* start Data in this exercise *

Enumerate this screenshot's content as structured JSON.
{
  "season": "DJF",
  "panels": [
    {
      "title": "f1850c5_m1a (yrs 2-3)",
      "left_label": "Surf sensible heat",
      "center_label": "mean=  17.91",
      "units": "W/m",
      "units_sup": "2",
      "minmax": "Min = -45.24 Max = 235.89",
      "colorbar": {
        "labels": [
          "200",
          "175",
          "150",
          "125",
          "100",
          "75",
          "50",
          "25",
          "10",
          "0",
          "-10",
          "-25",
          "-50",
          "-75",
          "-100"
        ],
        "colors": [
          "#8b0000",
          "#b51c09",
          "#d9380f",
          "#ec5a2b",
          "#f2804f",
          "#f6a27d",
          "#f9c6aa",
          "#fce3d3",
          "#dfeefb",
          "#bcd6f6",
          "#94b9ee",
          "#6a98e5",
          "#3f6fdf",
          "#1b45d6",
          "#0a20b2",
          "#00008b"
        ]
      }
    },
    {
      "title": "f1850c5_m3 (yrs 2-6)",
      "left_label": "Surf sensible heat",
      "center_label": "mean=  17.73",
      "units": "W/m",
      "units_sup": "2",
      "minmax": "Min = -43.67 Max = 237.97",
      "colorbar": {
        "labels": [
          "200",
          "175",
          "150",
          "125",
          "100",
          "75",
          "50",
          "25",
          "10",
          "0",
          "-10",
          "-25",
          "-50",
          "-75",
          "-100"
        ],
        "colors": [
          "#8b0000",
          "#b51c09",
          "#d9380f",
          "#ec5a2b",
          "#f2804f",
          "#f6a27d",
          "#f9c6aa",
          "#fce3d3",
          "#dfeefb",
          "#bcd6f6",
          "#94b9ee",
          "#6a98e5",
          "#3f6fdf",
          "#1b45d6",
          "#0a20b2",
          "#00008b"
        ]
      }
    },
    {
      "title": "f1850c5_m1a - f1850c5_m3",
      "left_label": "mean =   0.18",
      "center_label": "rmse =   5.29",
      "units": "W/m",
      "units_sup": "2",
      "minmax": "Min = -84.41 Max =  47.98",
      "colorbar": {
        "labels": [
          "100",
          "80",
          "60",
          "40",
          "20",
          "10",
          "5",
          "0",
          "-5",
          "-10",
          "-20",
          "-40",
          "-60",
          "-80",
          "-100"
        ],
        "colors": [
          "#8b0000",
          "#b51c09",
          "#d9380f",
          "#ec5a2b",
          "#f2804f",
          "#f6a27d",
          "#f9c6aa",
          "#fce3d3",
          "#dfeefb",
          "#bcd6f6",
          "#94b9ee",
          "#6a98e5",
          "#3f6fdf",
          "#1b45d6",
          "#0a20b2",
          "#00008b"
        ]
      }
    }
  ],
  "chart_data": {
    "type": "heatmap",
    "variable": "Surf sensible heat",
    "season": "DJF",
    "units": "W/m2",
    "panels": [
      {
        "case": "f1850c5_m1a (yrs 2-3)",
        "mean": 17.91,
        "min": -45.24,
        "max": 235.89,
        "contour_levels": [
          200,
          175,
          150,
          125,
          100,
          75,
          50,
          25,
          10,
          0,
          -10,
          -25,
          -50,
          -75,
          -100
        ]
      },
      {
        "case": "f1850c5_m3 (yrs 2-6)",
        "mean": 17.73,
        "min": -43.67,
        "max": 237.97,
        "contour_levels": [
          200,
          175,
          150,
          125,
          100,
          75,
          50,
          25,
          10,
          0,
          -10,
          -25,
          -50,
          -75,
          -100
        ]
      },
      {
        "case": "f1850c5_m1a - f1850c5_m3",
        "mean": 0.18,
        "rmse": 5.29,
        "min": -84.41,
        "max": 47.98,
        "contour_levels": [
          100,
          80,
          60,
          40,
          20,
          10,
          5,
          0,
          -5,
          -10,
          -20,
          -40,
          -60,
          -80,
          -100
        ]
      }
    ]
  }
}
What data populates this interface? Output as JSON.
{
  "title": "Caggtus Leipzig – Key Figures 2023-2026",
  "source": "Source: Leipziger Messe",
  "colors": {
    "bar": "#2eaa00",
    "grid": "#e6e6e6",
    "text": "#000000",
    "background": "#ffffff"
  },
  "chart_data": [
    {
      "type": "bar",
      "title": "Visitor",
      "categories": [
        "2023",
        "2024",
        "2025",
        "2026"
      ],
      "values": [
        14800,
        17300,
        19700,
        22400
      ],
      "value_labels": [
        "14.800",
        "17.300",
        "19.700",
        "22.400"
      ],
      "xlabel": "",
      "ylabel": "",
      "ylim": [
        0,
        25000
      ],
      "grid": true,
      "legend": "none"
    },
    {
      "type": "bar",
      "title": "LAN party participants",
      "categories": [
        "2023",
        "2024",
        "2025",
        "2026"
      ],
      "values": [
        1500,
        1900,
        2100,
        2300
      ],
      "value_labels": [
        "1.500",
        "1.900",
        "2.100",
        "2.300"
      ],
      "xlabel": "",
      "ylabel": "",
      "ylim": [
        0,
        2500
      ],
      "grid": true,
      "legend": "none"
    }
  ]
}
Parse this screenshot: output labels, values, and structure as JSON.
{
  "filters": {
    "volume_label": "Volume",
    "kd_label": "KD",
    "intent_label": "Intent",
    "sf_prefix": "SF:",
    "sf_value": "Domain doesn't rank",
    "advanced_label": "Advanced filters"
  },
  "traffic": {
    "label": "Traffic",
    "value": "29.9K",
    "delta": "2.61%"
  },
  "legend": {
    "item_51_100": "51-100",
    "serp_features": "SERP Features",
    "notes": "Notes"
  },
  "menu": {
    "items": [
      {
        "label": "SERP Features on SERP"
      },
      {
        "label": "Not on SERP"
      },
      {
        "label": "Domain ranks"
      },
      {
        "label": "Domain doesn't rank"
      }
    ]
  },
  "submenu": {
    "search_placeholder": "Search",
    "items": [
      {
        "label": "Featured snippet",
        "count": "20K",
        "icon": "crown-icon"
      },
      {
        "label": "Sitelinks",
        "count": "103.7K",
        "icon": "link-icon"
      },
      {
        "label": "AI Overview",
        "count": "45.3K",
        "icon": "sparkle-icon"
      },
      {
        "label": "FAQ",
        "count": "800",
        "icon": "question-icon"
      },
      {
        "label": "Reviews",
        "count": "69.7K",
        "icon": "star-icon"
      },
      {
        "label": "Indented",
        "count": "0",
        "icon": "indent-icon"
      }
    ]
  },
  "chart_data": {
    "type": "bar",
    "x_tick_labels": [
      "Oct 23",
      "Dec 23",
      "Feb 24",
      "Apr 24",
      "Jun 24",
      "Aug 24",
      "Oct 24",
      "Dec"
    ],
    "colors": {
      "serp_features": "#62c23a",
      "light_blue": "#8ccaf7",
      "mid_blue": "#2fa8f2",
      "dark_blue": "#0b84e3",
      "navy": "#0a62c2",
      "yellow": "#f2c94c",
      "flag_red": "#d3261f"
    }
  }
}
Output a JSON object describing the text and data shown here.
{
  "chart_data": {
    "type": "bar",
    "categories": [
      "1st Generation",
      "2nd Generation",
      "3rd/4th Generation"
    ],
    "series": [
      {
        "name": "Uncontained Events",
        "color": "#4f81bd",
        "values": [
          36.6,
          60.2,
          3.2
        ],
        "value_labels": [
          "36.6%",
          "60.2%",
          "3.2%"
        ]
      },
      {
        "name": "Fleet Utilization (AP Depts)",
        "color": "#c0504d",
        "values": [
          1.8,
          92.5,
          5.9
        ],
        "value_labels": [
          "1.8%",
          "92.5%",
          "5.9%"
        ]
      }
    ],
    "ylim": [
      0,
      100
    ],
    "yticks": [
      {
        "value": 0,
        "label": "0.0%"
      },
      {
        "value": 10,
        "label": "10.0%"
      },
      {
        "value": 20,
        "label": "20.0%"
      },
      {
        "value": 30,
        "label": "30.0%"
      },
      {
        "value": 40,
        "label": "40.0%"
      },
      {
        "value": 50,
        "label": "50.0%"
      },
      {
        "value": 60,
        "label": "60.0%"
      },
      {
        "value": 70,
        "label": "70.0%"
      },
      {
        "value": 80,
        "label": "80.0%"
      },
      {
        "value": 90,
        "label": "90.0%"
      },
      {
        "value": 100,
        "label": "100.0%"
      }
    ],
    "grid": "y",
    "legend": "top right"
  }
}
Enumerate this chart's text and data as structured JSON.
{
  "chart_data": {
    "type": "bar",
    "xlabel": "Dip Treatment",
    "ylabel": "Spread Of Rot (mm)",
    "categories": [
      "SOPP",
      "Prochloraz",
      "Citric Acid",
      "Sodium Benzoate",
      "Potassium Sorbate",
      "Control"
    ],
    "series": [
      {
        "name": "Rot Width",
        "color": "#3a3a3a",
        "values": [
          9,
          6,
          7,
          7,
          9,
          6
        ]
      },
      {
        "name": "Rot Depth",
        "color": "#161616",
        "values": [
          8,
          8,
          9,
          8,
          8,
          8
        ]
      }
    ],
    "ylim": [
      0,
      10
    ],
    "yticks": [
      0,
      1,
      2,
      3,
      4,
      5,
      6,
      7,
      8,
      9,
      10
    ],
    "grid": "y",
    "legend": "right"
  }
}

* end Data in this exercise *

▸ **Direction**:
Tally up the lines with the word "Generation" in them, and answer with that number by itself.

▸ **Result of this task**:
3